(Records that describe figures)
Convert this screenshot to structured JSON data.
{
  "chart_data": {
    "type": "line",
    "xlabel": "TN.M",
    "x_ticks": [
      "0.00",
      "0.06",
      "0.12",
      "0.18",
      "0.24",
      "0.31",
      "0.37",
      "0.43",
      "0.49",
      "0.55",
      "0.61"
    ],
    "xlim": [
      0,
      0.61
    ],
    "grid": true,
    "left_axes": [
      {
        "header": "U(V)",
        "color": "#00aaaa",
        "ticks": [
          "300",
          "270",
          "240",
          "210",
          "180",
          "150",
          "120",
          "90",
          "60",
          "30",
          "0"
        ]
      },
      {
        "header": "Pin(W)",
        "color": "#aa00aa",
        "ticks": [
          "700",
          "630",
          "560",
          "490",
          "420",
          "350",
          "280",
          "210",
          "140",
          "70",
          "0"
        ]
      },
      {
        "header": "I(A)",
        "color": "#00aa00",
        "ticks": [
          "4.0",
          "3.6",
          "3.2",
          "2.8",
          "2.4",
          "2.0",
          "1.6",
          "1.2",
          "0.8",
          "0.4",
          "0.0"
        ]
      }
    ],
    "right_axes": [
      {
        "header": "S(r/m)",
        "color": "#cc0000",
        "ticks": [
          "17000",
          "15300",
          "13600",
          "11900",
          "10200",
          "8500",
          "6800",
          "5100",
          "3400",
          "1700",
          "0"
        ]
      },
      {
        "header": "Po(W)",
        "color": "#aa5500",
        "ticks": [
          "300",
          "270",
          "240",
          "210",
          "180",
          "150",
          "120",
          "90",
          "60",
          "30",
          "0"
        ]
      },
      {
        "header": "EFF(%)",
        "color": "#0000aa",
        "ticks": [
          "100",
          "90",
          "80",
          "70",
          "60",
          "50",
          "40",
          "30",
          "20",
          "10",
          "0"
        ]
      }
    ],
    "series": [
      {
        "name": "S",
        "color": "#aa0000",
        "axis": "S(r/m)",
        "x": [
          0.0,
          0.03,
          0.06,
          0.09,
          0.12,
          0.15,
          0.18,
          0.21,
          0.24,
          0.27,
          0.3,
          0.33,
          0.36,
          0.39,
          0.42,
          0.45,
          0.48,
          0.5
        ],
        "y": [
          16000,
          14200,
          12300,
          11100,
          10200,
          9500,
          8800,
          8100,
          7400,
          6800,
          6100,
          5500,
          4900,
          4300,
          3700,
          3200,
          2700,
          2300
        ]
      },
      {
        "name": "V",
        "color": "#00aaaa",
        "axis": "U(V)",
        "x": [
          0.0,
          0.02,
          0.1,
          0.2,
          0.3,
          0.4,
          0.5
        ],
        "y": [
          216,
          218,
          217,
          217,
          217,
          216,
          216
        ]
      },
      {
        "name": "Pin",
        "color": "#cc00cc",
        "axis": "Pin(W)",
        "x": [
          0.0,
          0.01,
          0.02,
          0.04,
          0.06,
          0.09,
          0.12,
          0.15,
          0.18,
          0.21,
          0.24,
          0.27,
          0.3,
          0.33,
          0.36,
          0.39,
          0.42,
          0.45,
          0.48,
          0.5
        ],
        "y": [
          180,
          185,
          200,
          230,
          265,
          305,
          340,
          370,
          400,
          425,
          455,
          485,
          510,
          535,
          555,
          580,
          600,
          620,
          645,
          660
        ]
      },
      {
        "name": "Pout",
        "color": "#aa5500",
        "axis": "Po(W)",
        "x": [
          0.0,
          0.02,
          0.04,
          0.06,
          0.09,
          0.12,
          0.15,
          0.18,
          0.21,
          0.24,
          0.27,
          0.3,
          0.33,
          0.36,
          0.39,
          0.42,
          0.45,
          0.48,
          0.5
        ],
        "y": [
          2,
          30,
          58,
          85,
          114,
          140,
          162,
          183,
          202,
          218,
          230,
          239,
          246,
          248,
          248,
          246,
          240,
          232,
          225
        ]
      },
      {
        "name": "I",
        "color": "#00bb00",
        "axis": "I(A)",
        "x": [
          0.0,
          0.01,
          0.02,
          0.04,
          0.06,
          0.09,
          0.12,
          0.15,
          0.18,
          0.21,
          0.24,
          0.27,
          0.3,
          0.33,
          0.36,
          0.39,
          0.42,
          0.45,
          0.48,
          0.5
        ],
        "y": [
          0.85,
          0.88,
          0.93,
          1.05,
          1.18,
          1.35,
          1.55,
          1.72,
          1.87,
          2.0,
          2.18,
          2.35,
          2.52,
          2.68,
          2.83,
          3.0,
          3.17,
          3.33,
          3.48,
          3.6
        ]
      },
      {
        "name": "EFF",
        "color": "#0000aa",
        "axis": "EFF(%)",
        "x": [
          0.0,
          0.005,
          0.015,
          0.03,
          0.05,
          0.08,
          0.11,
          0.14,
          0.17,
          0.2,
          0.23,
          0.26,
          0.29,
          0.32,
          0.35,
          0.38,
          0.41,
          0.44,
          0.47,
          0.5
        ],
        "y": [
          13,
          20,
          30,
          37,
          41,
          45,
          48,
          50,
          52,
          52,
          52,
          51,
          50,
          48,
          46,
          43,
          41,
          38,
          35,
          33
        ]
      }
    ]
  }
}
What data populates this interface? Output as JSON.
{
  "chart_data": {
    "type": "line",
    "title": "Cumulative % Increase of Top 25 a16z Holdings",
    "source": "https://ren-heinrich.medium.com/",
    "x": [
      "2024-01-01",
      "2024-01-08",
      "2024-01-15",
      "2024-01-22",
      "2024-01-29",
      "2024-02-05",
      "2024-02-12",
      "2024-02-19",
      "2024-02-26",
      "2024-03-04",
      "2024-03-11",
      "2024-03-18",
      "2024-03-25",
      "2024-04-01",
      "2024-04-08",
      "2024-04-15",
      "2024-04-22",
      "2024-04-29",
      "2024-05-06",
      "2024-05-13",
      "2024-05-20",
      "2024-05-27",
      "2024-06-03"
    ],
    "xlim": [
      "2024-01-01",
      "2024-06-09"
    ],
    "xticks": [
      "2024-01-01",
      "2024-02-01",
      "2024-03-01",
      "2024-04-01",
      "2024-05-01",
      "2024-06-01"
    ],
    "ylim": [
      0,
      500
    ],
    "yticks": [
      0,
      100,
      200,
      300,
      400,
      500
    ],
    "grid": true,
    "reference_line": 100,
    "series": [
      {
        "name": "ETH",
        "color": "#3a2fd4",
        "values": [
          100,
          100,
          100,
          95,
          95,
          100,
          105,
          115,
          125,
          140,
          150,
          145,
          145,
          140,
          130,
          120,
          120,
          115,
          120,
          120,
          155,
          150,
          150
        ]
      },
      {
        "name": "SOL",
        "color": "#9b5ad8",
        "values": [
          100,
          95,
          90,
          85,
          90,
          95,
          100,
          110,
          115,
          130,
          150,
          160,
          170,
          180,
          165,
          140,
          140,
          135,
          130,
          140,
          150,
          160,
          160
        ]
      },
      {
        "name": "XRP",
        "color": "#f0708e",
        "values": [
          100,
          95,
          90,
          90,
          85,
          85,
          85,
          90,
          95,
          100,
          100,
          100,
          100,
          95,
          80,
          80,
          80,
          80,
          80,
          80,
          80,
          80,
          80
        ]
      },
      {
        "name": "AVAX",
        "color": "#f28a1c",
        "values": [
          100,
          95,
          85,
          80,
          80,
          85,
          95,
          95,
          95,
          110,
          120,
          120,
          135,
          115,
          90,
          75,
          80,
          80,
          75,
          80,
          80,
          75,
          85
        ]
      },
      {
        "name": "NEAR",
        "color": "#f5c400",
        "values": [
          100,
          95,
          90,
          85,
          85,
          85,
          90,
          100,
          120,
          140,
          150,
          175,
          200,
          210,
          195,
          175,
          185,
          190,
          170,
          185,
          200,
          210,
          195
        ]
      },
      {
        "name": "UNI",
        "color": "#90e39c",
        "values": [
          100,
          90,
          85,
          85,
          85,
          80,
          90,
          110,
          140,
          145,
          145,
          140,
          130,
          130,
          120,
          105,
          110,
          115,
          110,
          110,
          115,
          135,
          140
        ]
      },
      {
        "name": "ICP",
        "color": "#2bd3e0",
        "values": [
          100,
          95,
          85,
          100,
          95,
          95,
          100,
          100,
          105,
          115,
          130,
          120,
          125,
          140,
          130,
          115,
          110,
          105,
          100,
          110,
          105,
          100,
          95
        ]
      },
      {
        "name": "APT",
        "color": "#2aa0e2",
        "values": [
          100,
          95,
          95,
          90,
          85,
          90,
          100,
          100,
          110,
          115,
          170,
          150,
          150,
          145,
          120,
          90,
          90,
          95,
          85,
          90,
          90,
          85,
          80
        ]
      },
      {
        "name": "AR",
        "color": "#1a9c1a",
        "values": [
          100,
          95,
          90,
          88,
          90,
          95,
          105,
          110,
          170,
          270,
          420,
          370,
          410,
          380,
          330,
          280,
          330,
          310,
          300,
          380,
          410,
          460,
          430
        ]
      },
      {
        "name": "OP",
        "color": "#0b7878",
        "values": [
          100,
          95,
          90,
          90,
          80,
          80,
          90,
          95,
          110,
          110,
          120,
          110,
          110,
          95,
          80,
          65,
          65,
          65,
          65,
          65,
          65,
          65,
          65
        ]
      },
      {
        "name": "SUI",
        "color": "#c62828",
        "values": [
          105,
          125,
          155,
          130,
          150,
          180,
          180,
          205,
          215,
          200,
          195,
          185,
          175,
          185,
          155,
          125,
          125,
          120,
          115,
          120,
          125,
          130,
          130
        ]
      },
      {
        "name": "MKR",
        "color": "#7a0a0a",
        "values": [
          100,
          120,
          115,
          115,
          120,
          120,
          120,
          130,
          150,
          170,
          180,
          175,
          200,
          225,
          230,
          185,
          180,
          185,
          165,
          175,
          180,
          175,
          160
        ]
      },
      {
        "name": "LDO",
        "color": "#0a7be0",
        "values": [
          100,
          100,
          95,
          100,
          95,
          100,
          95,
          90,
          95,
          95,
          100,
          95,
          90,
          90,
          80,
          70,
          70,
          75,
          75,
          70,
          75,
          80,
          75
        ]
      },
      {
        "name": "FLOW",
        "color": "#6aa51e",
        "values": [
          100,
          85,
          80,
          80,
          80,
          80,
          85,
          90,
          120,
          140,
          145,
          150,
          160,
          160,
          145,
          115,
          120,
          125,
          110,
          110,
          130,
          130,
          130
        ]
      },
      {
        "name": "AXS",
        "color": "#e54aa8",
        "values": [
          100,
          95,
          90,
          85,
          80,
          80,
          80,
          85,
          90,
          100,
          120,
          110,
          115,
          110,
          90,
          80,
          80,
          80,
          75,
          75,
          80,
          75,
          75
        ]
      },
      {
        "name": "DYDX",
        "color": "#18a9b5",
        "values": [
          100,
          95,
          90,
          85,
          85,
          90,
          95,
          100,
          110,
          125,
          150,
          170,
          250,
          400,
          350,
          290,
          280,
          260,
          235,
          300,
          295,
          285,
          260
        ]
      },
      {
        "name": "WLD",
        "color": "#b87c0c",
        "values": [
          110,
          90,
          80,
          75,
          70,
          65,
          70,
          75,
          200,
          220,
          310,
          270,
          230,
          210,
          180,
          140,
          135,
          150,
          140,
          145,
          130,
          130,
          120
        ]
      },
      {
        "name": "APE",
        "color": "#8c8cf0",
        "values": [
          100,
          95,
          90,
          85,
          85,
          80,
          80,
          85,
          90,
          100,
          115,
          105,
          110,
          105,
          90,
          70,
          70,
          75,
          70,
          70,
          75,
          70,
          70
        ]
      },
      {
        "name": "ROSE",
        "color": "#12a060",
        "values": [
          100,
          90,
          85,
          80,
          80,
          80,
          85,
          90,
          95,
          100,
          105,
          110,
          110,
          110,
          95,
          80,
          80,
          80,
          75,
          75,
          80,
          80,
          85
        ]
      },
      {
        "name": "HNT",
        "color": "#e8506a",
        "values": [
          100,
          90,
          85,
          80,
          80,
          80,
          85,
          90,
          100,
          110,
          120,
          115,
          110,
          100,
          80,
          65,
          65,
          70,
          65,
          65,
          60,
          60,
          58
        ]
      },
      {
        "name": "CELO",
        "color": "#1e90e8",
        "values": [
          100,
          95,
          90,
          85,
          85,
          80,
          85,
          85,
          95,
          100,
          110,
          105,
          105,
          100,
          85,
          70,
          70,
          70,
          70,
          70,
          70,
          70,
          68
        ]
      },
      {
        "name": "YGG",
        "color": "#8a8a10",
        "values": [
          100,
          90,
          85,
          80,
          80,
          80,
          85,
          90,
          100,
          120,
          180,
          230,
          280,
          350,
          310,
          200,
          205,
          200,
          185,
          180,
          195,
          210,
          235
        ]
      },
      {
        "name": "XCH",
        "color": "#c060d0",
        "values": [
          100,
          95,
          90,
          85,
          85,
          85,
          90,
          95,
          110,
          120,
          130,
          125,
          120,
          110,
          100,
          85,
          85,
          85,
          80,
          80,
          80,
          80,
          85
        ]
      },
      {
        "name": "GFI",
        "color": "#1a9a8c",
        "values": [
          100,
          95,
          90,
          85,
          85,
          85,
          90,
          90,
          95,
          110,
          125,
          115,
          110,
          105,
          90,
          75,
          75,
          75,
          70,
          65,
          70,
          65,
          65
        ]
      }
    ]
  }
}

### [Description of the task]
Gather each line holding the string "header".

### [The completed task]
        "header": "U(V)",
        "header": "Pin(W)",
        "header": "I(A)",
        "header": "S(r/m)",
        "header": "Po(W)",
        "header": "EFF(%)",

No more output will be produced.